7 Tips for Tiny House Design, Decorating, and Organization
There is a little known secret to tiny house design or small space living that is well hidden and kept within the cloisters of some stale fortune cookie in New York's Chinatown so that we tiny folk don't appear to be as disorganized and messy as we sometimes are. It is figuratively (and sometimes quite literally) our dirty little secret.
Small spaces get messier and more disorganized much faster and much more chaotic than a larger space.
In fact, the rate of messiness is probably proportional to the actual square footage of the space. I sometimes wonder if a lesser-known mathematician didn't come up with a formula that reads J2 + C3 ÷ Xft2 = messiness where J=junk and C=chaos. The reasoning however is pretty simple. There is less space in a tiny house to actually commit to solid organizing. Right? WRONG! What there is more challenge to overcome. But it can be done and the following tips explore those victories.

(Element location listings)

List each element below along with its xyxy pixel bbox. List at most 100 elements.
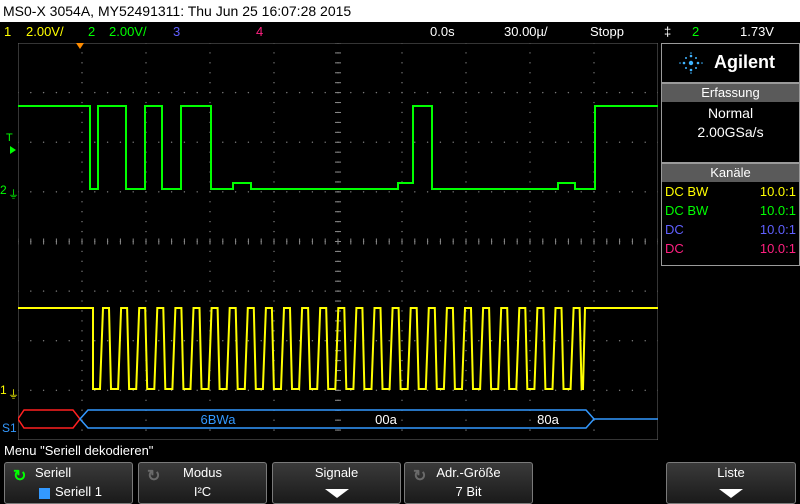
grid-dot	[401, 310, 403, 312]
grid-dot	[529, 330, 531, 332]
ch1-scale[interactable]: 2.00V/	[26, 22, 64, 42]
grid-dot	[42, 290, 45, 292]
softkey-mode[interactable]: ↻ Modus I²C	[138, 462, 267, 504]
grid-dot	[196, 290, 198, 292]
grid-dot	[631, 141, 634, 143]
grid-dot	[465, 399, 467, 401]
grid-dot	[593, 270, 595, 272]
grid-dot	[529, 230, 531, 233]
grid-dot	[452, 141, 454, 143]
grid-dot	[439, 191, 442, 193]
grid-dot	[503, 340, 506, 342]
channel-row-1[interactable]: DC BW 10.0:1	[662, 182, 799, 201]
grid-dot	[593, 101, 595, 104]
softkey-list[interactable]: Liste	[666, 462, 796, 504]
softkey-label: Modus	[182, 465, 223, 480]
ch3-number[interactable]: 3	[173, 22, 180, 42]
grid-dot	[81, 211, 83, 213]
grid-dot	[401, 161, 403, 163]
grid-dot	[81, 111, 83, 114]
serial-bus-marker[interactable]: S1	[2, 421, 17, 435]
grid-dot	[414, 340, 416, 342]
grid-dot	[119, 290, 122, 292]
grid-dot	[490, 191, 493, 193]
channel-row-2[interactable]: DC BW 10.0:1	[662, 201, 799, 220]
softkey-signals[interactable]: Signale	[272, 462, 401, 504]
channel-row-4[interactable]: DC 10.0:1	[662, 239, 799, 258]
grid-dot	[529, 211, 531, 213]
grid-dot	[311, 141, 314, 143]
grid-dot	[426, 191, 429, 193]
time-scale[interactable]: 30.00µ/	[504, 22, 548, 42]
grid-dot	[145, 91, 147, 94]
grid-dot	[324, 290, 326, 292]
ch1-number[interactable]: 1	[4, 22, 11, 42]
grid-dot	[273, 161, 275, 163]
time-offset[interactable]: 0.0s	[430, 22, 455, 42]
submenu-arrow-icon	[719, 489, 743, 498]
grid-dot	[401, 429, 403, 431]
grid-dot	[350, 191, 352, 193]
grid-dot	[593, 62, 595, 64]
channel-probe: 10.0:1	[759, 184, 796, 199]
grid-dot	[490, 290, 493, 292]
grid-dot	[401, 141, 403, 143]
softkey-address-size[interactable]: ↻ Adr.-Größe 7 Bit	[404, 462, 533, 504]
grid-dot	[247, 290, 250, 292]
ch4-number[interactable]: 4	[256, 22, 263, 42]
acquisition-panel[interactable]: Erfassung Normal 2.00GSa/s	[661, 83, 800, 163]
grid-dot	[529, 340, 531, 342]
channel-coupling: DC BW	[665, 203, 709, 218]
grid-dot	[273, 300, 275, 302]
grid-dot	[465, 181, 467, 183]
grid-dot	[529, 121, 531, 124]
grid-dot	[222, 290, 224, 292]
grid-dot	[30, 290, 32, 292]
grid-dot	[516, 141, 518, 143]
trigger-level[interactable]: 1.73V	[740, 22, 774, 42]
grid-dot	[529, 300, 531, 302]
grid-dot	[81, 280, 83, 282]
grid-dot	[593, 409, 595, 411]
grid-dot	[158, 91, 160, 94]
trigger-level-marker[interactable]: T	[6, 132, 13, 144]
grid-dot	[273, 280, 275, 282]
grid-dot	[529, 419, 531, 421]
ch2-ground-marker[interactable]: 2	[0, 183, 7, 197]
grid-dot	[465, 121, 467, 124]
grid-dot	[68, 340, 70, 342]
channel-row-3[interactable]: DC 10.0:1	[662, 220, 799, 239]
grid-dot	[593, 389, 595, 392]
trigger-channel[interactable]: 2	[692, 22, 699, 42]
grid-dot	[260, 290, 262, 292]
grid-dot	[478, 290, 480, 292]
grid-dot	[273, 250, 275, 253]
grid-dot	[503, 290, 506, 292]
grid-dot	[401, 72, 403, 74]
grid-dot	[593, 201, 595, 203]
softkey-serial[interactable]: ↻ Seriell Seriell 1	[4, 462, 133, 504]
grid-dot	[106, 340, 109, 342]
grid-dot	[529, 131, 531, 134]
grid-dot	[631, 91, 634, 94]
grid-dot	[644, 141, 646, 143]
grid-dot	[68, 290, 70, 292]
grid-dot	[401, 300, 403, 302]
grid-dot	[593, 369, 595, 372]
channels-panel[interactable]: Kanäle DC BW 10.0:1 DC BW 10.0:1 DC 10.0…	[661, 163, 800, 266]
waveform-display[interactable]: 6BWa 00a 80a	[18, 43, 658, 440]
softkey-label: Signale	[314, 465, 359, 480]
grid-dot	[529, 141, 531, 143]
grid-dot	[145, 82, 147, 84]
grid-dot	[465, 270, 467, 272]
grid-dot	[401, 379, 403, 382]
grid-dot	[375, 290, 378, 292]
grid-dot	[81, 349, 83, 352]
ch1-ground-marker[interactable]: 1	[0, 383, 7, 397]
ch2-scale[interactable]: 2.00V/	[109, 22, 147, 42]
channel-coupling: DC	[665, 222, 684, 237]
grid-dot	[516, 191, 518, 193]
grid-dot	[401, 290, 403, 292]
ch2-number[interactable]: 2	[88, 22, 95, 42]
grid-dot	[529, 250, 531, 253]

> [What you need to do]
Echo the passage of the tiny house article starting at "In fact, the" and ending at "explore those victories.". These items were taken from a different source than the text on tiny houses.

> [The answer]
In fact, the rate of messiness is probably proportional to the actual square footage of the space. I sometimes wonder if a lesser-known mathematician didn't come up with a formula that reads J2 + C3 ÷ Xft2 = messiness where J=junk and C=chaos. The reasoning however is pretty simple. There is less space in a tiny house to actually commit to solid organizing. Right? WRONG! What there is more challenge to overcome. But it can be done and the following tips explore those victories.